Gather all lines in the entries that include the word "BC于点D".

> SUPPLIED RECORDS:

▽

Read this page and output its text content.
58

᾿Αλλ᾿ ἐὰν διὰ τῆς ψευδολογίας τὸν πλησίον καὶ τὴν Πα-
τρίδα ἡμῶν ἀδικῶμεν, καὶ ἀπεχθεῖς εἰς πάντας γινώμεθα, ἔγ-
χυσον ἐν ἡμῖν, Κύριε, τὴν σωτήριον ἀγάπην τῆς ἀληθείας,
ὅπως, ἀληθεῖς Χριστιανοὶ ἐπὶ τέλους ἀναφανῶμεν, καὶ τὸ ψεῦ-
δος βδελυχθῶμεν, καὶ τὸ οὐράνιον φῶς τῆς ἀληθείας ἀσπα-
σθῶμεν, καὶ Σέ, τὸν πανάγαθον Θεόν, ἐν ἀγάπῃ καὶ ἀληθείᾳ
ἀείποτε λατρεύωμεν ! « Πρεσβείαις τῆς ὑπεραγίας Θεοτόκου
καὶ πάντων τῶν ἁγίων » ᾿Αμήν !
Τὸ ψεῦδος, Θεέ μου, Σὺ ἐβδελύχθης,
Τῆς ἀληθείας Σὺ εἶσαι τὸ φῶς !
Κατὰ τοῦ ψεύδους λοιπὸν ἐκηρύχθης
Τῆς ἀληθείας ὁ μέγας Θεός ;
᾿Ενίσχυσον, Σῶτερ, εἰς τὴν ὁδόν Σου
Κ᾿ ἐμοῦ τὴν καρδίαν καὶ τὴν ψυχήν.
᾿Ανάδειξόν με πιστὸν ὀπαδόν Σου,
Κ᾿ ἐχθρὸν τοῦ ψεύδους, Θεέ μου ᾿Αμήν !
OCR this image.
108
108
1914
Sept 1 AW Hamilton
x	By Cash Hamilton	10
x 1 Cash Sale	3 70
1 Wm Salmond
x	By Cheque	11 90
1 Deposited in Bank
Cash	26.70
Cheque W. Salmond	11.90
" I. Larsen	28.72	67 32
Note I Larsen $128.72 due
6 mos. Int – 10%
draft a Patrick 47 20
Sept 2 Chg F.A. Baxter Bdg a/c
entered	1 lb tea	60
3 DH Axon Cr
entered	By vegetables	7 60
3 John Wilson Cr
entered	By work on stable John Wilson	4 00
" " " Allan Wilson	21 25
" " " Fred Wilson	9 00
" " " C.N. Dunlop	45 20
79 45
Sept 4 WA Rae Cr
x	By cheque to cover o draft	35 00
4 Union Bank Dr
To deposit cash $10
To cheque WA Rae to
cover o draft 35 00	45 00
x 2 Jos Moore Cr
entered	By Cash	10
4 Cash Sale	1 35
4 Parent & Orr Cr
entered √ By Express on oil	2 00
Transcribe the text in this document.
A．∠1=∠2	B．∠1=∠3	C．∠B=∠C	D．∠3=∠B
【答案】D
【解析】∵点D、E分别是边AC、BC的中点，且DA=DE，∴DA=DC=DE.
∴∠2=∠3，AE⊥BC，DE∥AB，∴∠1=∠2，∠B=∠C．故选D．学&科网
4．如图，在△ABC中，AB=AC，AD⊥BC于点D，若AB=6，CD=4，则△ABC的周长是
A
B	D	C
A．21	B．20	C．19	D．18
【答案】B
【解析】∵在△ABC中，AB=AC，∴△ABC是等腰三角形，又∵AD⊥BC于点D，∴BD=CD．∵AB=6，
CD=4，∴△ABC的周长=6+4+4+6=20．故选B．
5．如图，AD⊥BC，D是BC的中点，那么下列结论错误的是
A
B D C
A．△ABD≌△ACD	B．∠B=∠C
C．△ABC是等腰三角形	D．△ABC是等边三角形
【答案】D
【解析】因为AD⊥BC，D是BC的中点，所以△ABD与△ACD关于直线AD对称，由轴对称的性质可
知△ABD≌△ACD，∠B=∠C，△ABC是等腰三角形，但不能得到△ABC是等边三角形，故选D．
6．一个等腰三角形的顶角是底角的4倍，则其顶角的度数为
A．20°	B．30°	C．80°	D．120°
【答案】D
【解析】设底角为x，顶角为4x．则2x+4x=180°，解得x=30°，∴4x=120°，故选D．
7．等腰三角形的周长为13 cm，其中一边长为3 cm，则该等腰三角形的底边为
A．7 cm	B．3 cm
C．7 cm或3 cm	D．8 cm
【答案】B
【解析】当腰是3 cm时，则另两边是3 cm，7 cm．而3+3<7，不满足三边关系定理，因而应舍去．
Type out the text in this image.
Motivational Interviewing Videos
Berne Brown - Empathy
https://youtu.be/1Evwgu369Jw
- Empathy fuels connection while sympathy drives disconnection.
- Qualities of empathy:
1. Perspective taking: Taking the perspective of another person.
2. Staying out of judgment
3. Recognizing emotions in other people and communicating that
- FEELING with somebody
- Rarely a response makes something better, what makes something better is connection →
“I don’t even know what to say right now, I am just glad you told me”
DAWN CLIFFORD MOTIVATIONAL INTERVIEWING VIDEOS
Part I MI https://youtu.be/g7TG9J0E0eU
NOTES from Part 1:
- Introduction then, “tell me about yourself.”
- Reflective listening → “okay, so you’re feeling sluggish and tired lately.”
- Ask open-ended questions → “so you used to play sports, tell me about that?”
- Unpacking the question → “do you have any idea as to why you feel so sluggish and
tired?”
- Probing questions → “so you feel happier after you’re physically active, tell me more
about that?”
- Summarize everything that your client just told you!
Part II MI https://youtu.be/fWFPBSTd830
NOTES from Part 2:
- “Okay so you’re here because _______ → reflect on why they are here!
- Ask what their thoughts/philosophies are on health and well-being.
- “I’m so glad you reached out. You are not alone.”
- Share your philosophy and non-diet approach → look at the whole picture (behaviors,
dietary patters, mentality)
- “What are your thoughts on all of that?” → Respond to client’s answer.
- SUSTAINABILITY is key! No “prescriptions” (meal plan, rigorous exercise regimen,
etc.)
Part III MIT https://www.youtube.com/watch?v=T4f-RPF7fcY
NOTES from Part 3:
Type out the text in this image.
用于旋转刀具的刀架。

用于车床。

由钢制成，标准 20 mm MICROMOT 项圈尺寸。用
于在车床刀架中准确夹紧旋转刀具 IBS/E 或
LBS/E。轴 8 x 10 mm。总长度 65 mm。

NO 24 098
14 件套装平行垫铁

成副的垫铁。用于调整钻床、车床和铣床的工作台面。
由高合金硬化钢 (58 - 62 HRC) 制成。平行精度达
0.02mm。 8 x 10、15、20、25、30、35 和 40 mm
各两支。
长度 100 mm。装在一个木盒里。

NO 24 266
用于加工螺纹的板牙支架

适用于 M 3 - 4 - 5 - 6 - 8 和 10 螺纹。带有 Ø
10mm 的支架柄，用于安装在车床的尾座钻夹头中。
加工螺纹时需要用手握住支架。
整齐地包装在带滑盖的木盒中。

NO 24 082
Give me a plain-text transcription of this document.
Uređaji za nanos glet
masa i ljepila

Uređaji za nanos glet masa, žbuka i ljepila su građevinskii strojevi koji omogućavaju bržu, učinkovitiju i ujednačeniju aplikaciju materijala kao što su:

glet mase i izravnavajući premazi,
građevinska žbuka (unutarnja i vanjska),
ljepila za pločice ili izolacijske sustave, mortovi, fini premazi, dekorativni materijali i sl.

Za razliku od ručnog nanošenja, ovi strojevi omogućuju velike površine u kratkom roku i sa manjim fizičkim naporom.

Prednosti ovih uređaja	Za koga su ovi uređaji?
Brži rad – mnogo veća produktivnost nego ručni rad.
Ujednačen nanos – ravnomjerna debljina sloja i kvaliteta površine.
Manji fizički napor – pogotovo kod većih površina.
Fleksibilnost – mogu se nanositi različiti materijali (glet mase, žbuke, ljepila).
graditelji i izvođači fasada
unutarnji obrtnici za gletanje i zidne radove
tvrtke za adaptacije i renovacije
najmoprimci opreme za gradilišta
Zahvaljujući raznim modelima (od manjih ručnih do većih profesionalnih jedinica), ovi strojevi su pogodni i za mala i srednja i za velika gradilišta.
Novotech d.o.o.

△

> EXERCISE OUTPUT:
4．如图，在△ABC中，AB=AC，AD⊥BC于点D，若AB=6，CD=4，则△ABC的周长是
【解析】∵在△ABC中，AB=AC，∴△ABC是等腰三角形，又∵AD⊥BC于点D，∴BD=CD．∵AB=6，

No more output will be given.